Task brief: Spot each line that carries the word "Хлориды"; copy those lines.

Dataset rows:
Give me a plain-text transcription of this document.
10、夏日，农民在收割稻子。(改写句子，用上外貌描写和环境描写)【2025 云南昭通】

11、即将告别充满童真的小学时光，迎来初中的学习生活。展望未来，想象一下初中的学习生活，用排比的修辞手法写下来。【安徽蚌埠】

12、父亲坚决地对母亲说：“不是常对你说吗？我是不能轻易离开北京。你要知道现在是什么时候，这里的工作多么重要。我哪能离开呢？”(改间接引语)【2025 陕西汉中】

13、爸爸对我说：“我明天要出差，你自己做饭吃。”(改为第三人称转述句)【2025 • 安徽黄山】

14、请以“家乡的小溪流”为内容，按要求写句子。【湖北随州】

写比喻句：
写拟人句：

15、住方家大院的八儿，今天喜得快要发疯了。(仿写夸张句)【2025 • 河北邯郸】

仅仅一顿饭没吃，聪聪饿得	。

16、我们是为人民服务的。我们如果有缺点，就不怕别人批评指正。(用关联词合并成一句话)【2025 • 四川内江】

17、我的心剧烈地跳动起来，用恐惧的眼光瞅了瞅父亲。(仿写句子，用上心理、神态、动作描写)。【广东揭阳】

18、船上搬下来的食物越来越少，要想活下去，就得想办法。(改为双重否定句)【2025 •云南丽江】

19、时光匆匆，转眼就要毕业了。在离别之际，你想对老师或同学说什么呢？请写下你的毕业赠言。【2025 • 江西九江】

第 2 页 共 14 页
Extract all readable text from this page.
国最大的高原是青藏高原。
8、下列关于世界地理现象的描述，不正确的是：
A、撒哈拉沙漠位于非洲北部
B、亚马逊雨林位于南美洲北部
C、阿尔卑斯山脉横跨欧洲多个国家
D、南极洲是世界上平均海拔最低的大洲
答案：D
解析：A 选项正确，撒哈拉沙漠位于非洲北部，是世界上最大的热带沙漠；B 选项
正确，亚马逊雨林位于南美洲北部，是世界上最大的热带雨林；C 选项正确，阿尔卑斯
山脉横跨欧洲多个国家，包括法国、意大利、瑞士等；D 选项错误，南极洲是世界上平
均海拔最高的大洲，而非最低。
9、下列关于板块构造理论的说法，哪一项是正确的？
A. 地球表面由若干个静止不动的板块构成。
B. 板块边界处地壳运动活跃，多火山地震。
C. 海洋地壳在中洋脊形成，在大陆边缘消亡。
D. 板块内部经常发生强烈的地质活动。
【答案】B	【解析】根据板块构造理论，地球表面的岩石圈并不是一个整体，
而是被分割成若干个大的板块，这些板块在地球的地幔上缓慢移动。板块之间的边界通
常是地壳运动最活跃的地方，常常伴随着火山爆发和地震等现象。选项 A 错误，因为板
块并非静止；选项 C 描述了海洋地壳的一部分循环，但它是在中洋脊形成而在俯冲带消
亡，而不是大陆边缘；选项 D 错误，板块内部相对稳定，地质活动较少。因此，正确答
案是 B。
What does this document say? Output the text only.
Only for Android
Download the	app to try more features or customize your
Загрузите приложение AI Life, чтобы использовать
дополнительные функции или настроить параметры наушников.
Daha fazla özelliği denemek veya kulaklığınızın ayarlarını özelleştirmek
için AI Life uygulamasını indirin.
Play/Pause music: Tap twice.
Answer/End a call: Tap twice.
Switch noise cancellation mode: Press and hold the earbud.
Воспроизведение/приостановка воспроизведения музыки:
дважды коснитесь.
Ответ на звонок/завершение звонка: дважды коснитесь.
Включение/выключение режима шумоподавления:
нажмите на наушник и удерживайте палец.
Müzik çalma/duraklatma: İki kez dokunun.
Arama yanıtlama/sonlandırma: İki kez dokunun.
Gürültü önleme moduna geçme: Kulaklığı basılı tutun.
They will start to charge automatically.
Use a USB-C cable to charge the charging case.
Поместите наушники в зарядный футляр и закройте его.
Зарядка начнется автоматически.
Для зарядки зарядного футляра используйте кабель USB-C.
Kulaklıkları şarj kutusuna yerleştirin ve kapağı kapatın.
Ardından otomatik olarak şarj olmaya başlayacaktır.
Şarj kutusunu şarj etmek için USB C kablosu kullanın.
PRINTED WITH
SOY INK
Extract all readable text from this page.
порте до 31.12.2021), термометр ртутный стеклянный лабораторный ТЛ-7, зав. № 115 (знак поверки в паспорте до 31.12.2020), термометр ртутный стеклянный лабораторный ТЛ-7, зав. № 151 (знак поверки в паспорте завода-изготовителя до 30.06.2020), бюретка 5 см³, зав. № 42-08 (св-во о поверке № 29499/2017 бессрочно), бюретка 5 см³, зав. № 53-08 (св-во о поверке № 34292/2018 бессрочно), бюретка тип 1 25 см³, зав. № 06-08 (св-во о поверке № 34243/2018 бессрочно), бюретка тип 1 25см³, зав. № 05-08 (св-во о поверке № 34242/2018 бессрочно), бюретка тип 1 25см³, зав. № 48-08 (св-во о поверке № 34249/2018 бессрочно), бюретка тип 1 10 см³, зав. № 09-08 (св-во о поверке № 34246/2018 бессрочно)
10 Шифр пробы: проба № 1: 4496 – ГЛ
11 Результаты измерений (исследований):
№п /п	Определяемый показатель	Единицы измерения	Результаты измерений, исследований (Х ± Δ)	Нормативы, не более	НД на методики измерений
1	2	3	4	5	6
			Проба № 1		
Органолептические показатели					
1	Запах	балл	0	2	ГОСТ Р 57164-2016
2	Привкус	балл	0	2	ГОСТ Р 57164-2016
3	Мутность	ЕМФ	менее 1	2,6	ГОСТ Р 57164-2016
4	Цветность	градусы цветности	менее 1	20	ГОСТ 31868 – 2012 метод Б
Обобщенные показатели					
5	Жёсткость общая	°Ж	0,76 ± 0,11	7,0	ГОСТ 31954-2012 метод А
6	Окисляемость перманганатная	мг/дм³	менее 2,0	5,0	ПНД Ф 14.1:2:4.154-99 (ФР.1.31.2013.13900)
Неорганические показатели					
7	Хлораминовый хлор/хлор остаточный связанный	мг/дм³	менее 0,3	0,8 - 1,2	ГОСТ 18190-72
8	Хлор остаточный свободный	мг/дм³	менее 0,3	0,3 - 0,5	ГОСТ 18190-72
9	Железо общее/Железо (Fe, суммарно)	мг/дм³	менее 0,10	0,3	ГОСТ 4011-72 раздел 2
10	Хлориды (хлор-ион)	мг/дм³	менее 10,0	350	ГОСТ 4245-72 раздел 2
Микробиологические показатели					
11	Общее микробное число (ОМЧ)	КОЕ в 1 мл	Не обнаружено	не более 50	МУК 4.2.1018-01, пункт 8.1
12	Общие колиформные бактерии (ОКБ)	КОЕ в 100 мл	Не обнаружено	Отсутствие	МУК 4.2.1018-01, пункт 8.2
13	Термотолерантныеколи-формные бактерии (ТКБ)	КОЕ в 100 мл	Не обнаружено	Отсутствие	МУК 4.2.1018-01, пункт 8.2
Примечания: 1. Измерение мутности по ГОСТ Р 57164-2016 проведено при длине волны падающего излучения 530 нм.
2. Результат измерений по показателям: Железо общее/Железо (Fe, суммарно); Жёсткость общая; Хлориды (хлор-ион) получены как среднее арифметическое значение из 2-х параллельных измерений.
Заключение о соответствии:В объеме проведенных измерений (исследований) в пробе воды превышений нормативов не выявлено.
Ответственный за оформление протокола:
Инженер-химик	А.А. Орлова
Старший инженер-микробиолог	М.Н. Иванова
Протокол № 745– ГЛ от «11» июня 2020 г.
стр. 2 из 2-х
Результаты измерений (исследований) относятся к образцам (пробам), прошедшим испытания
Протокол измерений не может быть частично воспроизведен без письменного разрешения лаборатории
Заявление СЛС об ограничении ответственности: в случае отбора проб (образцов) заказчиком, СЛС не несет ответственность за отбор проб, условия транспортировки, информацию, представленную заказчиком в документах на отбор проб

Output for this task:
10	Хлориды (хлор-ион)	мг/дм³	менее 10,0	350	ГОСТ 4245-72 раздел 2
2. Результат измерений по показателям: Железо общее/Железо (Fe, суммарно); Жёсткость общая; Хлориды (хлор-ион) получены как среднее арифметическое значение из 2-х параллельных измерений.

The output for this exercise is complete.